[Rows from a figure dataset]
>> start
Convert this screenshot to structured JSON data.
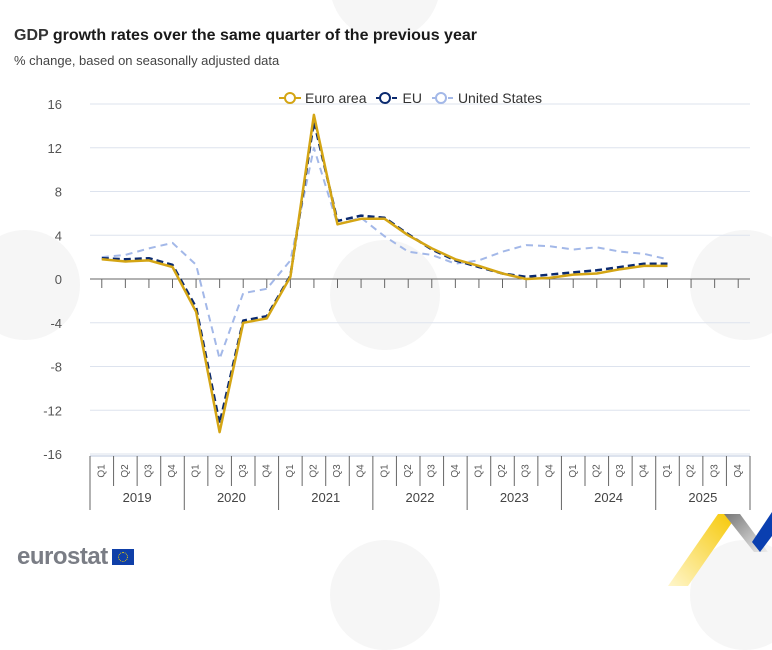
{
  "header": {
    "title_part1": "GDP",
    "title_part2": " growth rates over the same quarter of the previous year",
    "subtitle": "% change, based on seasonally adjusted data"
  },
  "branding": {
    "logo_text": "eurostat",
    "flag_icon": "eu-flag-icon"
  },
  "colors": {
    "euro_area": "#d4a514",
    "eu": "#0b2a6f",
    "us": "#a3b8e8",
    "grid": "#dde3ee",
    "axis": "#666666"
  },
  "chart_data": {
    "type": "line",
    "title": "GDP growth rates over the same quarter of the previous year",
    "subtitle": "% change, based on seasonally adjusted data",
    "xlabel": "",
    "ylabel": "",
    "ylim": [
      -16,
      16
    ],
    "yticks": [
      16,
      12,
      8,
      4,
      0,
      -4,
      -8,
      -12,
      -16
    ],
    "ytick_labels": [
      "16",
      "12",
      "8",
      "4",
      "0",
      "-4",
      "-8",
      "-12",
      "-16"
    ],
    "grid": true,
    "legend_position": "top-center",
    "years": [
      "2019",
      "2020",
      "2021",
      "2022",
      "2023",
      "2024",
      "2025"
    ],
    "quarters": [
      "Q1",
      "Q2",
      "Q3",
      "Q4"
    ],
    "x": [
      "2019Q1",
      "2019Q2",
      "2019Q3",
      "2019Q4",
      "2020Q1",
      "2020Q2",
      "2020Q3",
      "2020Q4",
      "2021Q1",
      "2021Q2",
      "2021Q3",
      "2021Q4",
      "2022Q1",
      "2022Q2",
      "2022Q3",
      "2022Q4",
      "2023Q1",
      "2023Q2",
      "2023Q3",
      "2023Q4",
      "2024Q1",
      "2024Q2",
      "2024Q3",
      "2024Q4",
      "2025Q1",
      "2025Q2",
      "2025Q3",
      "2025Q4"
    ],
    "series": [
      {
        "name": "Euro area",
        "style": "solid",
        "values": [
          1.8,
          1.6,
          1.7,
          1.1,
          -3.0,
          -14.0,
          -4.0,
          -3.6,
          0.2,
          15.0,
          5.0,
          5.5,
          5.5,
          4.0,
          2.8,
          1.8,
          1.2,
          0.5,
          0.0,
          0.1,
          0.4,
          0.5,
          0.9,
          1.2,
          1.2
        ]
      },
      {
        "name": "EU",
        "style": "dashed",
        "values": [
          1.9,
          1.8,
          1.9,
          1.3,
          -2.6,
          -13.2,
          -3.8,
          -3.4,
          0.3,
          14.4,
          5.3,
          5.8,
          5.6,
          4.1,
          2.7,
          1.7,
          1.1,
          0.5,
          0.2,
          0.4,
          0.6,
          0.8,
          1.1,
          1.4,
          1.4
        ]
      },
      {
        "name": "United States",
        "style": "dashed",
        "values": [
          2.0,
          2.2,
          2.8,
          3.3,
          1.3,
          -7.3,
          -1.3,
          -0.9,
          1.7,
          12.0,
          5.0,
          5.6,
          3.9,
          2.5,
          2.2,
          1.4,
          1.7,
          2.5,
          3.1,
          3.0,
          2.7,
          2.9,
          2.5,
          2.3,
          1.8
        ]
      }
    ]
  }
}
>> end
Your instructions: Return all of the entries word for word, but omit the pictures.

Result of this exercise:
Convert this screenshot to structured JSON data.
{
  "header": {
    "title_part1": "GDP",
    "title_part2": " growth rates over the same quarter of the previous year",
    "subtitle": "% change, based on seasonally adjusted data"
  },
  "branding": {
    "logo_text": "eurostat",
    "flag_icon": "eu-flag-icon"
  },
  "colors": {
    "euro_area": "#d4a514",
    "eu": "#0b2a6f",
    "us": "#a3b8e8",
    "grid": "#dde3ee",
    "axis": "#666666"
  },
  "chart_data": {
    "type": "line",
    "title": "GDP growth rates over the same quarter of the previous year",
    "subtitle": "% change, based on seasonally adjusted data",
    "xlabel": "",
    "ylabel": "",
    "ylim": [
      -16,
      16
    ],
    "yticks": [
      16,
      12,
      8,
      4,
      0,
      -4,
      -8,
      -12,
      -16
    ],
    "ytick_labels": [
      "16",
      "12",
      "8",
      "4",
      "0",
      "-4",
      "-8",
      "-12",
      "-16"
    ],
    "grid": true,
    "legend_position": "top-center",
    "years": [
      "2019",
      "2020",
      "2021",
      "2022",
      "2023",
      "2024",
      "2025"
    ],
    "quarters": [
      "Q1",
      "Q2",
      "Q3",
      "Q4"
    ],
    "x": [
      "2019Q1",
      "2019Q2",
      "2019Q3",
      "2019Q4",
      "2020Q1",
      "2020Q2",
      "2020Q3",
      "2020Q4",
      "2021Q1",
      "2021Q2",
      "2021Q3",
      "2021Q4",
      "2022Q1",
      "2022Q2",
      "2022Q3",
      "2022Q4",
      "2023Q1",
      "2023Q2",
      "2023Q3",
      "2023Q4",
      "2024Q1",
      "2024Q2",
      "2024Q3",
      "2024Q4",
      "2025Q1",
      "2025Q2",
      "2025Q3",
      "2025Q4"
    ],
    "series": [
      {
        "name": "Euro area",
        "style": "solid",
        "values": [
          1.8,
          1.6,
          1.7,
          1.1,
          -3.0,
          -14.0,
          -4.0,
          -3.6,
          0.2,
          15.0,
          5.0,
          5.5,
          5.5,
          4.0,
          2.8,
          1.8,
          1.2,
          0.5,
          0.0,
          0.1,
          0.4,
          0.5,
          0.9,
          1.2,
          1.2
        ]
      },
      {
        "name": "EU",
        "style": "dashed",
        "values": [
          1.9,
          1.8,
          1.9,
          1.3,
          -2.6,
          -13.2,
          -3.8,
          -3.4,
          0.3,
          14.4,
          5.3,
          5.8,
          5.6,
          4.1,
          2.7,
          1.7,
          1.1,
          0.5,
          0.2,
          0.4,
          0.6,
          0.8,
          1.1,
          1.4,
          1.4
        ]
      },
      {
        "name": "United States",
        "style": "dashed",
        "values": [
          2.0,
          2.2,
          2.8,
          3.3,
          1.3,
          -7.3,
          -1.3,
          -0.9,
          1.7,
          12.0,
          5.0,
          5.6,
          3.9,
          2.5,
          2.2,
          1.4,
          1.7,
          2.5,
          3.1,
          3.0,
          2.7,
          2.9,
          2.5,
          2.3,
          1.8
        ]
      }
    ]
  }
}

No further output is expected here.